**Problem description**
For the listing underneath, give the count of lines containing the string "Causes" and nothing further.

**Records to process**
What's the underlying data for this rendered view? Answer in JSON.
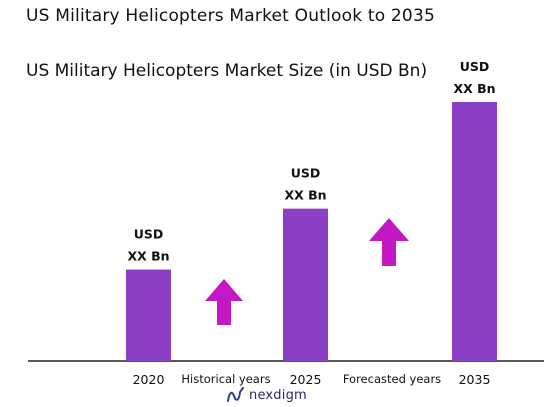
{
  "header": {
    "title": "US Military Helicopters Market Outlook to 2035"
  },
  "colors": {
    "bar": "#8a3fc4",
    "arrow": "#c418c4",
    "axis": "#222222"
  },
  "periods": {
    "historical": "Historical years",
    "forecast": "Forecasted years"
  },
  "logo": {
    "text": "nexdigm",
    "icon": "nexdigm-logo-icon"
  },
  "chart_data": {
    "type": "bar",
    "title": "US Military Helicopters Market Size (in USD Bn)",
    "xlabel": "",
    "ylabel": "",
    "categories": [
      "2020",
      "2025",
      "2035"
    ],
    "values": [
      3,
      5,
      8.5
    ],
    "ylim": [
      0,
      8.5
    ],
    "data_labels": [
      [
        "USD",
        "XX Bn"
      ],
      [
        "USD",
        "XX Bn"
      ],
      [
        "USD",
        "XX Bn"
      ]
    ],
    "grid": false,
    "legend": "none",
    "annotations": [
      "up-arrow",
      "up-arrow"
    ]
  }
}
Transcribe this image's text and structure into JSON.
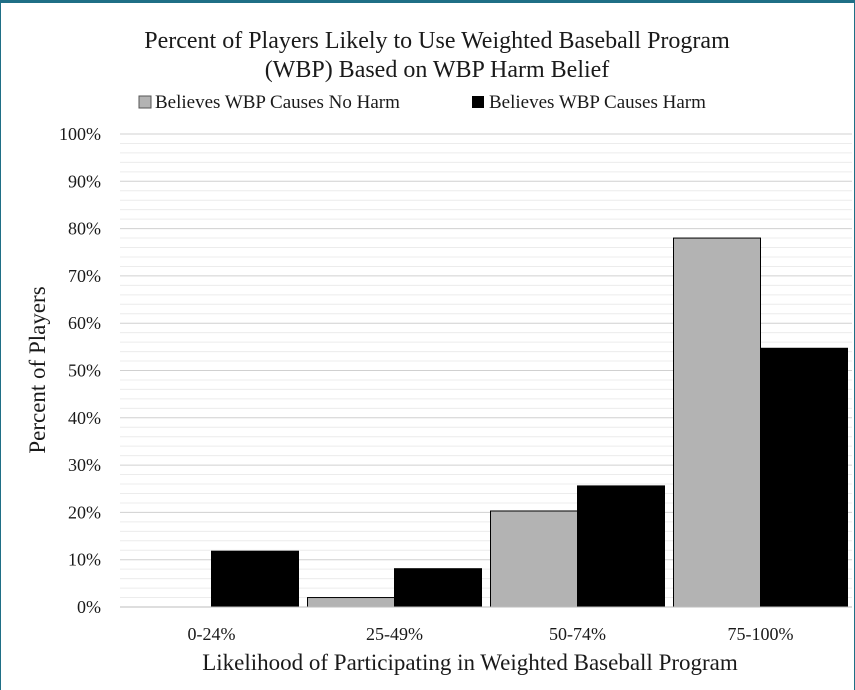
{
  "chart_data": {
    "type": "bar",
    "title_lines": [
      "Percent of Players Likely to Use Weighted Baseball Program",
      "(WBP) Based on WBP Harm Belief"
    ],
    "xlabel": "Likelihood of Participating in Weighted Baseball Program",
    "ylabel": "Percent of Players",
    "categories": [
      "0-24%",
      "25-49%",
      "50-74%",
      "75-100%"
    ],
    "series": [
      {
        "name": "Believes WBP Causes No Harm",
        "color": "#b3b3b3",
        "values": [
          0,
          2,
          20.3,
          78
        ]
      },
      {
        "name": "Believes WBP Causes Harm",
        "color": "#000000",
        "values": [
          11.8,
          8.1,
          25.6,
          54.7
        ]
      }
    ],
    "ylim": [
      0,
      100
    ],
    "yticks": [
      0,
      10,
      20,
      30,
      40,
      50,
      60,
      70,
      80,
      90,
      100
    ],
    "ytick_labels": [
      "0%",
      "10%",
      "20%",
      "30%",
      "40%",
      "50%",
      "60%",
      "70%",
      "80%",
      "90%",
      "100%"
    ],
    "grid": true,
    "legend_position": "top"
  }
}
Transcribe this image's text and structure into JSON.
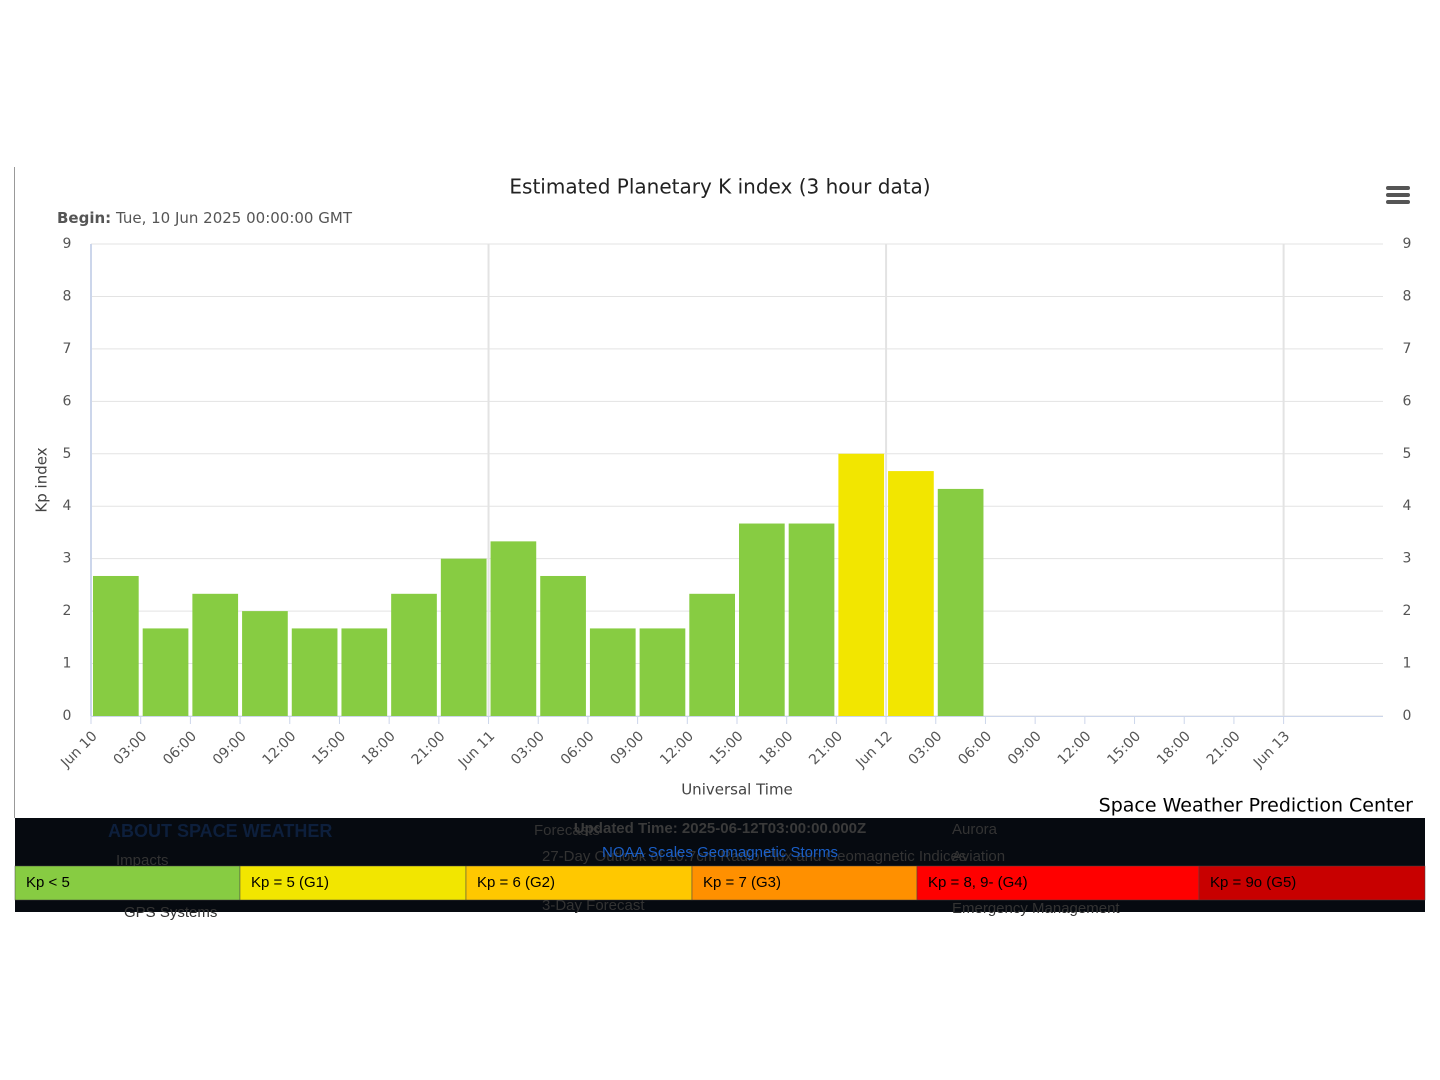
{
  "chart_data": {
    "type": "bar",
    "title": "Estimated Planetary K index (3 hour data)",
    "subtitle_label": "Begin:",
    "subtitle": "Tue, 10 Jun 2025 00:00:00 GMT",
    "ylabel": "Kp index",
    "xlabel": "Universal Time",
    "credit": "Space Weather Prediction Center",
    "x": [
      0,
      3,
      6,
      9,
      12,
      15,
      18,
      21,
      24,
      27,
      30,
      33,
      36,
      39,
      42,
      45,
      48,
      51
    ],
    "bar_width": 3,
    "values": [
      2.67,
      1.67,
      2.33,
      2.0,
      1.67,
      1.67,
      2.33,
      3.0,
      3.33,
      2.67,
      1.67,
      1.67,
      2.33,
      3.67,
      3.67,
      5.0,
      4.67,
      4.33
    ],
    "colors": [
      "#87cc42",
      "#87cc42",
      "#87cc42",
      "#87cc42",
      "#87cc42",
      "#87cc42",
      "#87cc42",
      "#87cc42",
      "#87cc42",
      "#87cc42",
      "#87cc42",
      "#87cc42",
      "#87cc42",
      "#87cc42",
      "#87cc42",
      "#f2e600",
      "#f2e600",
      "#87cc42"
    ],
    "xlim": [
      0,
      78
    ],
    "xticks": [
      {
        "value": 0,
        "label": "Jun 10"
      },
      {
        "value": 3,
        "label": "03:00"
      },
      {
        "value": 6,
        "label": "06:00"
      },
      {
        "value": 9,
        "label": "09:00"
      },
      {
        "value": 12,
        "label": "12:00"
      },
      {
        "value": 15,
        "label": "15:00"
      },
      {
        "value": 18,
        "label": "18:00"
      },
      {
        "value": 21,
        "label": "21:00"
      },
      {
        "value": 24,
        "label": "Jun 11"
      },
      {
        "value": 27,
        "label": "03:00"
      },
      {
        "value": 30,
        "label": "06:00"
      },
      {
        "value": 33,
        "label": "09:00"
      },
      {
        "value": 36,
        "label": "12:00"
      },
      {
        "value": 39,
        "label": "15:00"
      },
      {
        "value": 42,
        "label": "18:00"
      },
      {
        "value": 45,
        "label": "21:00"
      },
      {
        "value": 48,
        "label": "Jun 12"
      },
      {
        "value": 51,
        "label": "03:00"
      },
      {
        "value": 54,
        "label": "06:00"
      },
      {
        "value": 57,
        "label": "09:00"
      },
      {
        "value": 60,
        "label": "12:00"
      },
      {
        "value": 63,
        "label": "15:00"
      },
      {
        "value": 66,
        "label": "18:00"
      },
      {
        "value": 69,
        "label": "21:00"
      },
      {
        "value": 72,
        "label": "Jun 13"
      }
    ],
    "ylim": [
      0,
      9
    ],
    "yticks": [
      0,
      1,
      2,
      3,
      4,
      5,
      6,
      7,
      8,
      9
    ],
    "grid": true
  },
  "footer": {
    "about": "ABOUT SPACE WEATHER",
    "impacts": "Impacts",
    "gps": "GPS Systems",
    "forecasts": "Forecasts",
    "outlook": "27-Day Outlook of 10.7cm Radio Flux and Geomagnetic Indices",
    "three_day": "3-Day Forecast",
    "aurora": "Aurora",
    "aviation": "Aviation",
    "emergency": "Emergency Management",
    "updated": "Updated Time: 2025-06-12T03:00:00.000Z",
    "scales_title": "NOAA Scales Geomagnetic Storms",
    "scales": [
      {
        "label": "Kp < 5",
        "color": "#87cc42"
      },
      {
        "label": "Kp = 5 (G1)",
        "color": "#f2e600"
      },
      {
        "label": "Kp = 6 (G2)",
        "color": "#ffc800"
      },
      {
        "label": "Kp = 7 (G3)",
        "color": "#ff9000"
      },
      {
        "label": "Kp = 8, 9- (G4)",
        "color": "#ff0000"
      },
      {
        "label": "Kp = 9o (G5)",
        "color": "#c80000"
      }
    ]
  }
}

**Solution to this exercise**
2